### SUPPLIED RECORDS
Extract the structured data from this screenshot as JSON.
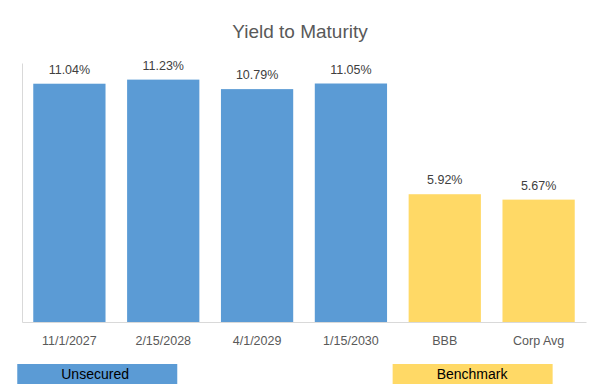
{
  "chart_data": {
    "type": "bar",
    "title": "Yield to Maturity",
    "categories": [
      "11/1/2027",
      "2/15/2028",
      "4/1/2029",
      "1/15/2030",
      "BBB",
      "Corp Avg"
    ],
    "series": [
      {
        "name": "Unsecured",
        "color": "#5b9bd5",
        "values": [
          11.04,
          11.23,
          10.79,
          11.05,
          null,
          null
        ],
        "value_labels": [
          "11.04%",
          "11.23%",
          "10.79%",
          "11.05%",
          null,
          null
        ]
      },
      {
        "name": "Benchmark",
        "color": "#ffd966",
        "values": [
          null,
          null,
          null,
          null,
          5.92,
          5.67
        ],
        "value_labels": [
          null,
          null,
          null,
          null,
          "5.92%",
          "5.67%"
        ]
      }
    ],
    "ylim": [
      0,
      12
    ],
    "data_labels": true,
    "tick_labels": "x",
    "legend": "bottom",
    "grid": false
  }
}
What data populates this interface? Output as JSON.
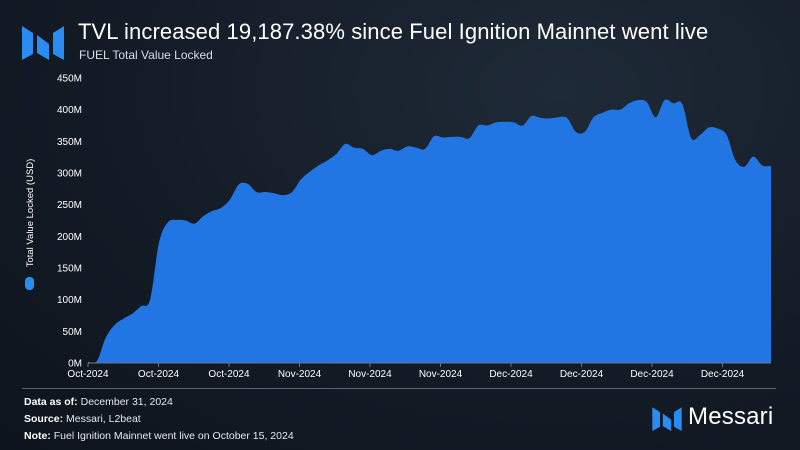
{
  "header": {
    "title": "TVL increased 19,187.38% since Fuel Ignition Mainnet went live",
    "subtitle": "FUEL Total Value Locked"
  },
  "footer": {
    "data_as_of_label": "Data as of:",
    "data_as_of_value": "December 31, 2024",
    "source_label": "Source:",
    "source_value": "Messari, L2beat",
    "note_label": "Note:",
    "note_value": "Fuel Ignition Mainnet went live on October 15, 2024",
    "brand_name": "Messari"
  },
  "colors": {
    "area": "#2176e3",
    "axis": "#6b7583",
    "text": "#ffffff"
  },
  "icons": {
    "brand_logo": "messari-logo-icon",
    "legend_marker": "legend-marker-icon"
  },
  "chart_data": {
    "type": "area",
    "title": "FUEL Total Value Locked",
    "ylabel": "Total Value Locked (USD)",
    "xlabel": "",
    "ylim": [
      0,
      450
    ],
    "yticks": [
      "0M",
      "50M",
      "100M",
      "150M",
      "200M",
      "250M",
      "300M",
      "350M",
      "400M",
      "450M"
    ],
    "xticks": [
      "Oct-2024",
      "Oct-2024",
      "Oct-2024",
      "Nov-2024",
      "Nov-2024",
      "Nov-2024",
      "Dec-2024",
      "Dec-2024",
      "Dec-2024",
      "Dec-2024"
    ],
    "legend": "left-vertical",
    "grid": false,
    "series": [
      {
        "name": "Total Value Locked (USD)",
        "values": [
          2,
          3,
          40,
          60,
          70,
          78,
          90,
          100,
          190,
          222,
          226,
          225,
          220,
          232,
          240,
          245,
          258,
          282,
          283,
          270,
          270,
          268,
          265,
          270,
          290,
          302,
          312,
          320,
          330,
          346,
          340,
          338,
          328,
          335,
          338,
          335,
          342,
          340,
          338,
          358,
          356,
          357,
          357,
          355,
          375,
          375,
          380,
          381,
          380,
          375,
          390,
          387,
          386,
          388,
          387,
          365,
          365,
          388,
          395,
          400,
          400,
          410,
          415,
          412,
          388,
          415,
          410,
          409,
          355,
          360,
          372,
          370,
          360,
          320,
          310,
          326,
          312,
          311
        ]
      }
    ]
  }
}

### THE EXERCISE
Locate all lines that include the word "JSON" and copy them out.

### FULL RESPONSE
Extract the structured data from this screenshot as JSON.
What data populates this interface? Output as JSON.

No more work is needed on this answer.